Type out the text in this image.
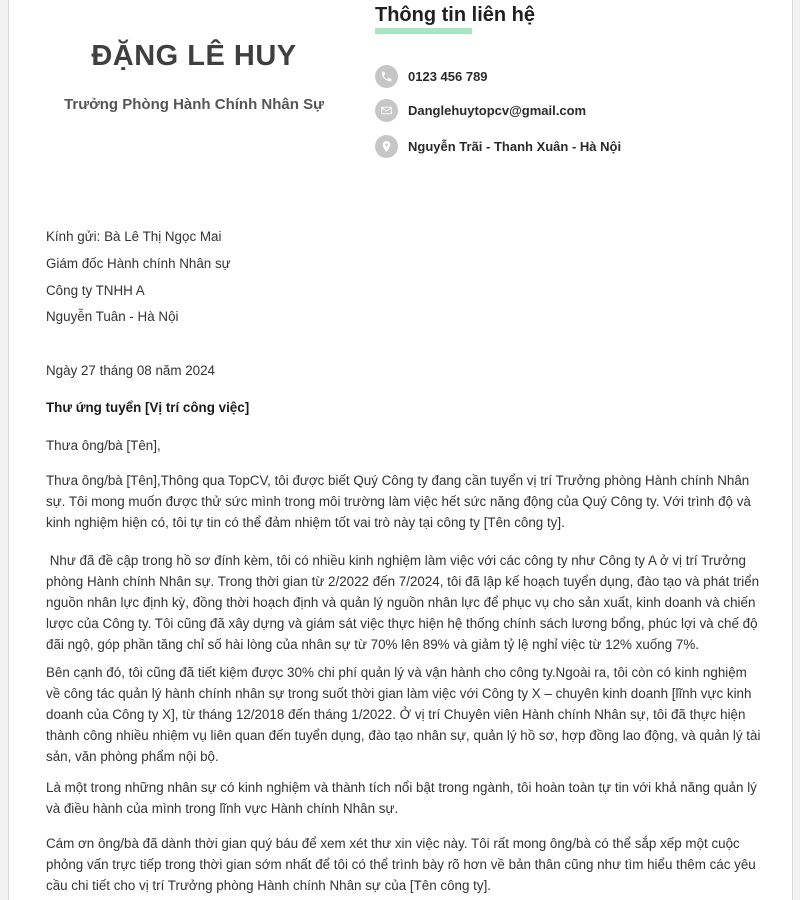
ĐẶNG LÊ HUY
Trưởng Phòng Hành Chính Nhân Sự
Thông tin liên hệ
0123 456 789
Danglehuytopcv@gmail.com
Nguyễn Trãi - Thanh Xuân - Hà Nội
Kính gửi: Bà Lê Thị Ngọc Mai
Giám đốc Hành chính Nhân sự
Công ty TNHH A
Nguyễn Tuân - Hà Nội
Ngày 27 tháng 08 năm 2024
Thư ứng tuyển [Vị trí công việc]
Thưa ông/bà [Tên],

Thưa ông/bà [Tên],Thông qua TopCV, tôi được biết Quý Công ty đang cần tuyển vị trí Trưởng phòng Hành chính Nhân sự. Tôi mong muốn được thử sức mình trong môi trường làm việc hết sức năng động của Quý Công ty. Với trình độ và kinh nghiệm hiện có, tôi tự tin có thể đảm nhiệm tốt vai trò này tại công ty [Tên công ty].

Như đã đề cập trong hồ sơ đính kèm, tôi có nhiều kinh nghiệm làm việc với các công ty như Công ty A ở vị trí Trưởng phòng Hành chính Nhân sự. Trong thời gian từ 2/2022 đến 7/2024, tôi đã lập kế hoạch tuyển dụng, đào tạo và phát triển nguồn nhân lực định kỳ, đồng thời hoạch định và quản lý nguồn nhân lực để phục vụ cho sản xuất, kinh doanh và chiến lược của Công ty. Tôi cũng đã xây dựng và giám sát việc thực hiện hệ thống chính sách lương bổng, phúc lợi và chế độ đãi ngộ, góp phần tăng chỉ số hài lòng của nhân sự từ 70% lên 89% và giảm tỷ lệ nghỉ việc từ 12% xuống 7%.

Bên cạnh đó, tôi cũng đã tiết kiệm được 30% chi phí quản lý và vận hành cho công ty.Ngoài ra, tôi còn có kinh nghiệm về công tác quản lý hành chính nhân sự trong suốt thời gian làm việc với Công ty X – chuyên kinh doanh [lĩnh vực kinh doanh của Công ty X], từ tháng 12/2018 đến tháng 1/2022. Ở vị trí Chuyên viên Hành chính Nhân sự, tôi đã thực hiện thành công nhiều nhiệm vụ liên quan đến tuyển dụng, đào tạo nhân sự, quản lý hồ sơ, hợp đồng lao động, và quản lý tài sản, văn phòng phẩm nội bộ.

Là một trong những nhân sự có kinh nghiệm và thành tích nổi bật trong ngành, tôi hoàn toàn tự tin với khả năng quản lý và điều hành của mình trong lĩnh vực Hành chính Nhân sự.

Cám ơn ông/bà đã dành thời gian quý báu để xem xét thư xin việc này. Tôi rất mong ông/bà có thể sắp xếp một cuộc phỏng vấn trực tiếp trong thời gian sớm nhất để tôi có thể trình bày rõ hơn về bản thân cũng như tìm hiểu thêm các yêu cầu chi tiết cho vị trí Trưởng phòng Hành chính Nhân sự của [Tên công ty].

## Problem statement
Each entry must be retyped word for word, with every image omitted.

## Task solution
Type out the text in this image.
ĐẶNG LÊ HUY
Trưởng Phòng Hành Chính Nhân Sự
Thông tin liên hệ
0123 456 789
Danglehuytopcv@gmail.com
Nguyễn Trãi - Thanh Xuân - Hà Nội
Kính gửi: Bà Lê Thị Ngọc Mai
Giám đốc Hành chính Nhân sự
Công ty TNHH A
Nguyễn Tuân - Hà Nội
Ngày 27 tháng 08 năm 2024
Thư ứng tuyển [Vị trí công việc]
Thưa ông/bà [Tên],

Thưa ông/bà [Tên],Thông qua TopCV, tôi được biết Quý Công ty đang cần tuyển vị trí Trưởng phòng Hành chính Nhân sự. Tôi mong muốn được thử sức mình trong môi trường làm việc hết sức năng động của Quý Công ty. Với trình độ và kinh nghiệm hiện có, tôi tự tin có thể đảm nhiệm tốt vai trò này tại công ty [Tên công ty].

Như đã đề cập trong hồ sơ đính kèm, tôi có nhiều kinh nghiệm làm việc với các công ty như Công ty A ở vị trí Trưởng phòng Hành chính Nhân sự. Trong thời gian từ 2/2022 đến 7/2024, tôi đã lập kế hoạch tuyển dụng, đào tạo và phát triển nguồn nhân lực định kỳ, đồng thời hoạch định và quản lý nguồn nhân lực để phục vụ cho sản xuất, kinh doanh và chiến lược của Công ty. Tôi cũng đã xây dựng và giám sát việc thực hiện hệ thống chính sách lương bổng, phúc lợi và chế độ đãi ngộ, góp phần tăng chỉ số hài lòng của nhân sự từ 70% lên 89% và giảm tỷ lệ nghỉ việc từ 12% xuống 7%.

Bên cạnh đó, tôi cũng đã tiết kiệm được 30% chi phí quản lý và vận hành cho công ty.Ngoài ra, tôi còn có kinh nghiệm về công tác quản lý hành chính nhân sự trong suốt thời gian làm việc với Công ty X – chuyên kinh doanh [lĩnh vực kinh doanh của Công ty X], từ tháng 12/2018 đến tháng 1/2022. Ở vị trí Chuyên viên Hành chính Nhân sự, tôi đã thực hiện thành công nhiều nhiệm vụ liên quan đến tuyển dụng, đào tạo nhân sự, quản lý hồ sơ, hợp đồng lao động, và quản lý tài sản, văn phòng phẩm nội bộ.

Là một trong những nhân sự có kinh nghiệm và thành tích nổi bật trong ngành, tôi hoàn toàn tự tin với khả năng quản lý và điều hành của mình trong lĩnh vực Hành chính Nhân sự.

Cám ơn ông/bà đã dành thời gian quý báu để xem xét thư xin việc này. Tôi rất mong ông/bà có thể sắp xếp một cuộc phỏng vấn trực tiếp trong thời gian sớm nhất để tôi có thể trình bày rõ hơn về bản thân cũng như tìm hiểu thêm các yêu cầu chi tiết cho vị trí Trưởng phòng Hành chính Nhân sự của [Tên công ty].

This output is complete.